>>>

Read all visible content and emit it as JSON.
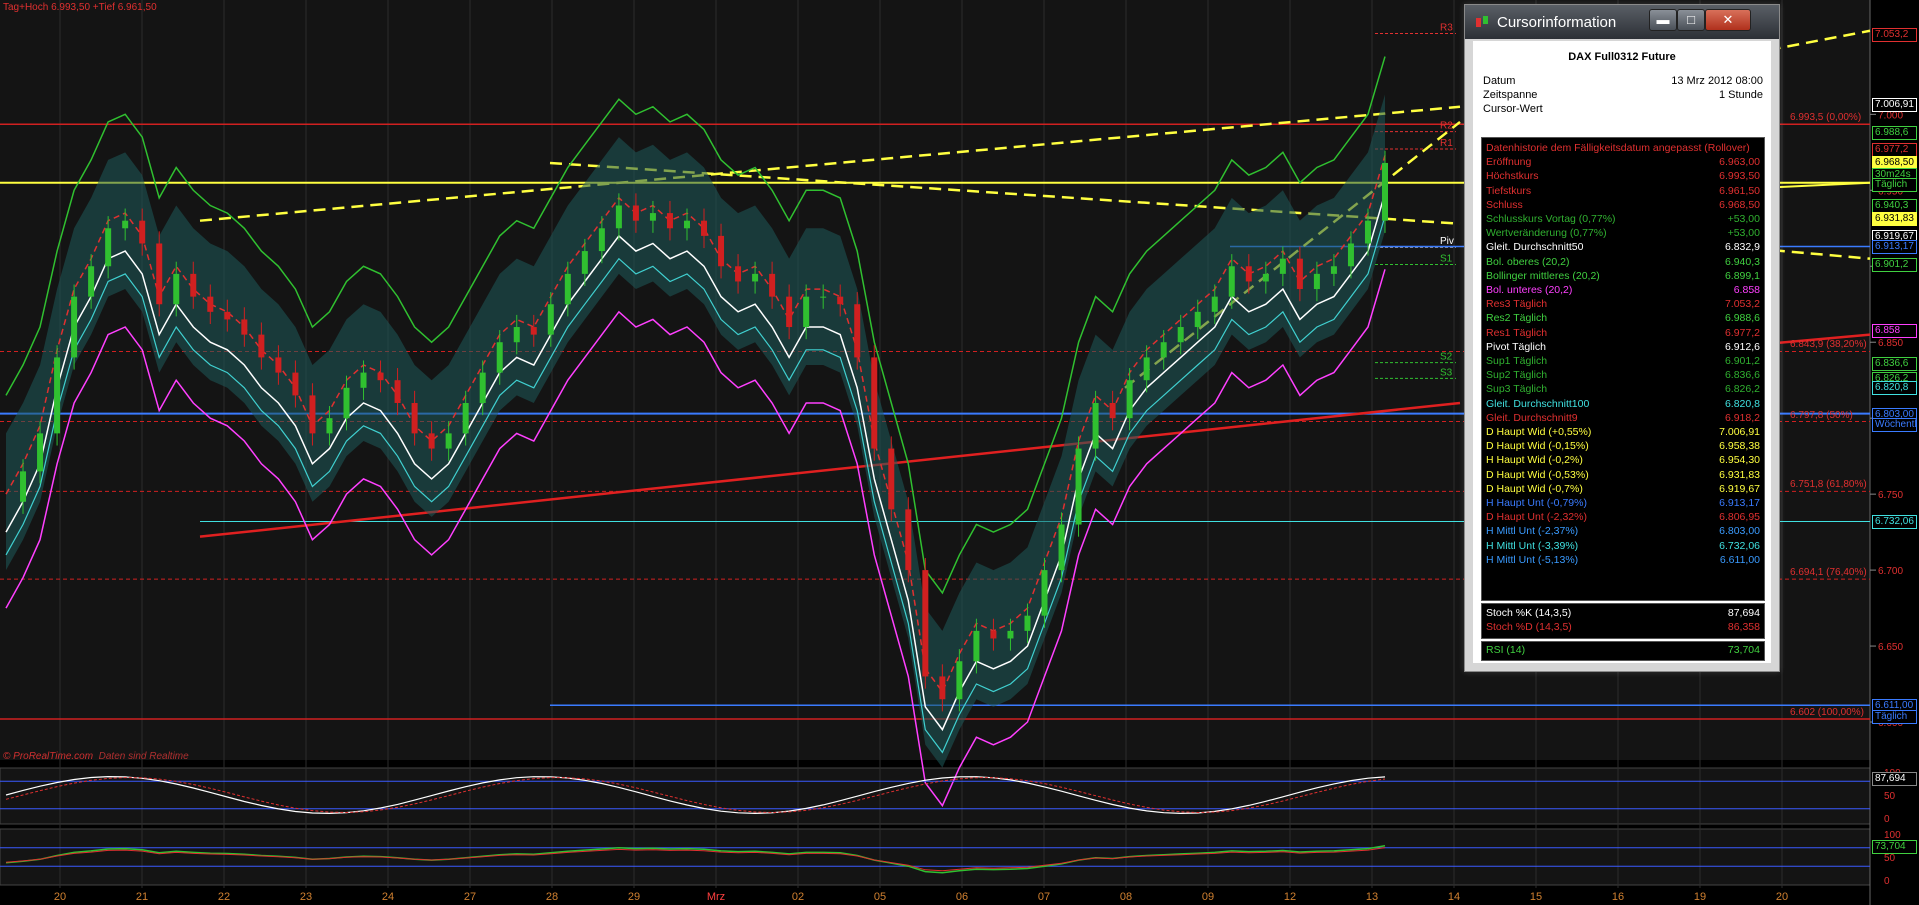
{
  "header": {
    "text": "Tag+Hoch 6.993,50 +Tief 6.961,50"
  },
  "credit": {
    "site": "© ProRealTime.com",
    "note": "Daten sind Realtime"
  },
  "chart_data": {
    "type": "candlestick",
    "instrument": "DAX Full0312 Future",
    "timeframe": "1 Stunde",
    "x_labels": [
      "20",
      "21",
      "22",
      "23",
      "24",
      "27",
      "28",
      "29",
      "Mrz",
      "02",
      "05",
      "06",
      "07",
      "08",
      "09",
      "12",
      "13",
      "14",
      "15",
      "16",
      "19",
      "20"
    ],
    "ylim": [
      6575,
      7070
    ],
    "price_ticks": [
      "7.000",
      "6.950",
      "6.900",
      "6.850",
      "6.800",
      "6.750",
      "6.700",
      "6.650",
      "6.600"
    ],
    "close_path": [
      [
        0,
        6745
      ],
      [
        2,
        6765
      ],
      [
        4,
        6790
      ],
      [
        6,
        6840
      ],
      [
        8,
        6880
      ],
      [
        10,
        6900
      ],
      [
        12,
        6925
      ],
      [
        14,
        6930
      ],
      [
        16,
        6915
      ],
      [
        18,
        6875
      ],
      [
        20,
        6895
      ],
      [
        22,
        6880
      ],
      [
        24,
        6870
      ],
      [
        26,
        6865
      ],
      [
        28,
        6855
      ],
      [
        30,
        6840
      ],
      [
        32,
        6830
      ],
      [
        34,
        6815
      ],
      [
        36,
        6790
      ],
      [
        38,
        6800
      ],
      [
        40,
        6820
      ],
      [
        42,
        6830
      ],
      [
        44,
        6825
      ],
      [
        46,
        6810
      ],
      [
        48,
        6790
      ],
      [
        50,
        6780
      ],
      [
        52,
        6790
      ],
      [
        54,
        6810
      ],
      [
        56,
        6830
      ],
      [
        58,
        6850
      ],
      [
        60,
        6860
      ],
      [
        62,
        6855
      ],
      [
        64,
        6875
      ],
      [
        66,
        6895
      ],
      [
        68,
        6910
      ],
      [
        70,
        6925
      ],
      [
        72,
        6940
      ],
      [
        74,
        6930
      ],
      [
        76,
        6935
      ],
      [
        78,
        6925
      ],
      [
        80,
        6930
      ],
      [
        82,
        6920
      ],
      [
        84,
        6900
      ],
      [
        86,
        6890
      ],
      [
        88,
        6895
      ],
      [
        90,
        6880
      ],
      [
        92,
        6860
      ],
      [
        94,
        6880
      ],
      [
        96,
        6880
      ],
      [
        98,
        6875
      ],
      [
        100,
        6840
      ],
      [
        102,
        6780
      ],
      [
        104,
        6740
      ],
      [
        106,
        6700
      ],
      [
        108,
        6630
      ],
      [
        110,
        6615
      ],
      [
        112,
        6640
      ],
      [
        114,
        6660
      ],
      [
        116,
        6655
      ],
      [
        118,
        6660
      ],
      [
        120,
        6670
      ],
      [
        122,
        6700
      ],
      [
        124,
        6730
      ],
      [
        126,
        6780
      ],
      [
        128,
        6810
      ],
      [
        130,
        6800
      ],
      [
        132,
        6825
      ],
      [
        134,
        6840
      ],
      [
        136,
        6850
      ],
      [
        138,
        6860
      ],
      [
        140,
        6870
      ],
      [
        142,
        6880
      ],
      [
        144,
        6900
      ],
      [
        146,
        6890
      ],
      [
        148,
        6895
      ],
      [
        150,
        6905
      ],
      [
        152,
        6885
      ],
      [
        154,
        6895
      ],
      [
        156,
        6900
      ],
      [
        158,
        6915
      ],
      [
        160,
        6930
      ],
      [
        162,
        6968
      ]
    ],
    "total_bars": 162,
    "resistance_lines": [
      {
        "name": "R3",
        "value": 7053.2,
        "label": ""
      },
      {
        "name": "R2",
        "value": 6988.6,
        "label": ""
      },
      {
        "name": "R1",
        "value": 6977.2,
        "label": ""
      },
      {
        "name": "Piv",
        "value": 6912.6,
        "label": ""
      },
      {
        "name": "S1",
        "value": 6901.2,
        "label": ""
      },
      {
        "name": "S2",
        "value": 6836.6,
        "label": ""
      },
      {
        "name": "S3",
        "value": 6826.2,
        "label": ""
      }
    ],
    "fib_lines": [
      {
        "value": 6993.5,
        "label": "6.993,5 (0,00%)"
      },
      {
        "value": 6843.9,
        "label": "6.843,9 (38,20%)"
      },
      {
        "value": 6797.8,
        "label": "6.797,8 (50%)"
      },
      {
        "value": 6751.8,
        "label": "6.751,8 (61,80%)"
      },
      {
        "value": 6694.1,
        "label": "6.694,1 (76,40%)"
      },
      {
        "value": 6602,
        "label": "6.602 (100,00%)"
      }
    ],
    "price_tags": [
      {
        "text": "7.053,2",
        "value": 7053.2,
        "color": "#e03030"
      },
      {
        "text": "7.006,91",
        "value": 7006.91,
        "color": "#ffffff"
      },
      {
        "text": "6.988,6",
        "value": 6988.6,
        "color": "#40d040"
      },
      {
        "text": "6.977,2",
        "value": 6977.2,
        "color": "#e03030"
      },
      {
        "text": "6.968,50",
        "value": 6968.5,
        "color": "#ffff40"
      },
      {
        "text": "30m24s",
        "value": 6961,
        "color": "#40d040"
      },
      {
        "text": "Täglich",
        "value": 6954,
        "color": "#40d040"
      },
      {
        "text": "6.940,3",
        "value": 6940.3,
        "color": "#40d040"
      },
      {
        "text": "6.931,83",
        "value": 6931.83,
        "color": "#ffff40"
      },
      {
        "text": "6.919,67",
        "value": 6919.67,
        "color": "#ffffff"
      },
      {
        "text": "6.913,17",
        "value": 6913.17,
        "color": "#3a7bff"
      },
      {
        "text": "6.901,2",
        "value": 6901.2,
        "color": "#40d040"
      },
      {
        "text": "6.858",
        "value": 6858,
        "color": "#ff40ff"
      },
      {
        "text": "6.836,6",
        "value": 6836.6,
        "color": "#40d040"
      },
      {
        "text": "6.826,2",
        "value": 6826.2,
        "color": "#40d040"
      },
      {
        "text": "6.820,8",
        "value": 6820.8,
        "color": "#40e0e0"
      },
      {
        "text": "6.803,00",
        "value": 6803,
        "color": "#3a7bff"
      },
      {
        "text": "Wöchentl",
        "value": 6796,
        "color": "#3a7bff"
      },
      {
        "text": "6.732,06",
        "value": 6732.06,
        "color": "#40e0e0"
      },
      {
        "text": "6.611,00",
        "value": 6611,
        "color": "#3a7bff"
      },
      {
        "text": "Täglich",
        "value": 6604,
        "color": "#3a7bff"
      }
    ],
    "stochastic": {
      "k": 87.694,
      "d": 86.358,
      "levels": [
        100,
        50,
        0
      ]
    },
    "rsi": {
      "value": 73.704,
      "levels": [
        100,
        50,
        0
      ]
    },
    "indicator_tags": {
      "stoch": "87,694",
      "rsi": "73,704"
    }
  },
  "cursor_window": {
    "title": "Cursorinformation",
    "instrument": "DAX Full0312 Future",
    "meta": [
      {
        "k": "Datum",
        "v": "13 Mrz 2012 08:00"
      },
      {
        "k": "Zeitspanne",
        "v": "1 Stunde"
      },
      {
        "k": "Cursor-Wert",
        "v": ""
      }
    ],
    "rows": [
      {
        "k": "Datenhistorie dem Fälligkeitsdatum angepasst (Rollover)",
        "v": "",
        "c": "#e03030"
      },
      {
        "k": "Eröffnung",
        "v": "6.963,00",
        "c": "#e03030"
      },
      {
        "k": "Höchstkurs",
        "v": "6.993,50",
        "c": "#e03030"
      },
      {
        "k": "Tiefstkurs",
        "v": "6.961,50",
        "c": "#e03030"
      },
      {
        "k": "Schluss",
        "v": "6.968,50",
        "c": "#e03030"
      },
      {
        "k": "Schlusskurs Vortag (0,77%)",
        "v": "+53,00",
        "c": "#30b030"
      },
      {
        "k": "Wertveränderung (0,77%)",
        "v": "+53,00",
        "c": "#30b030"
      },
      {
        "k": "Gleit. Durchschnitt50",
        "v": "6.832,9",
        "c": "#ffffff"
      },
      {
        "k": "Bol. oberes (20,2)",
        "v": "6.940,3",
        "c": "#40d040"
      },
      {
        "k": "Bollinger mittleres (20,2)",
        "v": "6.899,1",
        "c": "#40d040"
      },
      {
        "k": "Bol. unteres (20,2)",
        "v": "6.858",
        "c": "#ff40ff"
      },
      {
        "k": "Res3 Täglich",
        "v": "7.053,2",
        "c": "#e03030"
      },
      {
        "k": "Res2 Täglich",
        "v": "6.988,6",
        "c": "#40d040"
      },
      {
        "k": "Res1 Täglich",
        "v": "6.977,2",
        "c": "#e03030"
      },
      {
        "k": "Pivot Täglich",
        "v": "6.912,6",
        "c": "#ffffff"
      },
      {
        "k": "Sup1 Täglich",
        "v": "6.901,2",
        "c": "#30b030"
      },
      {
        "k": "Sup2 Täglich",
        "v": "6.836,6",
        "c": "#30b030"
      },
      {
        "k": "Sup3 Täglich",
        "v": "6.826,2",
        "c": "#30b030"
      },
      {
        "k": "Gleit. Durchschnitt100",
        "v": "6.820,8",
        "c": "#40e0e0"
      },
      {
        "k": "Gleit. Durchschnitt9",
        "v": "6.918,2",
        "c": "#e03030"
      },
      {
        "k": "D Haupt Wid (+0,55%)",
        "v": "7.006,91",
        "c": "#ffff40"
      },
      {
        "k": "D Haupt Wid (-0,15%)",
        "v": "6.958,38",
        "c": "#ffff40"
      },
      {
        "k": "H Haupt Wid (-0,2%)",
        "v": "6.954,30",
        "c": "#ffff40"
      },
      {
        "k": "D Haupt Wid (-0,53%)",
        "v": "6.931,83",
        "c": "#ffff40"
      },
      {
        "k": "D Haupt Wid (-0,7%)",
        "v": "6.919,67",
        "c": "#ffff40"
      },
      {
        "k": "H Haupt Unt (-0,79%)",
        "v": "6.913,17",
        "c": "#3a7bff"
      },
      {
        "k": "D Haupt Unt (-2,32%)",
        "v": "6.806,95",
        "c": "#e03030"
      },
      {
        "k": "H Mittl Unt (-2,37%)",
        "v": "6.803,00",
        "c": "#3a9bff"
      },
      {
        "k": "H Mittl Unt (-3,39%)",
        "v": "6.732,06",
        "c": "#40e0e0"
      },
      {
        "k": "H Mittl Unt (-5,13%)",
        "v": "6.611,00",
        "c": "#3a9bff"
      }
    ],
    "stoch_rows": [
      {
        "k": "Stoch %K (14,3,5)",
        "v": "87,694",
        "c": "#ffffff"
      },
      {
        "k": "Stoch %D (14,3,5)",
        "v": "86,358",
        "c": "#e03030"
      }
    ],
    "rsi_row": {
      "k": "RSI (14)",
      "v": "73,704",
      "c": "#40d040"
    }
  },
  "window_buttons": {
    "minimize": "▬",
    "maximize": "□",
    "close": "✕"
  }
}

<<<

§ **EXERCISE OBJECTIVE**:
Working from the listing above, pick out every line that has "Haupt" and copy it.

§ **FULL SOLUTION**:
        "k": "D Haupt Wid (+0,55%)",
        "k": "D Haupt Wid (-0,15%)",
        "k": "H Haupt Wid (-0,2%)",
        "k": "D Haupt Wid (-0,53%)",
        "k": "D Haupt Wid (-0,7%)",
        "k": "H Haupt Unt (-0,79%)",
        "k": "D Haupt Unt (-2,32%)",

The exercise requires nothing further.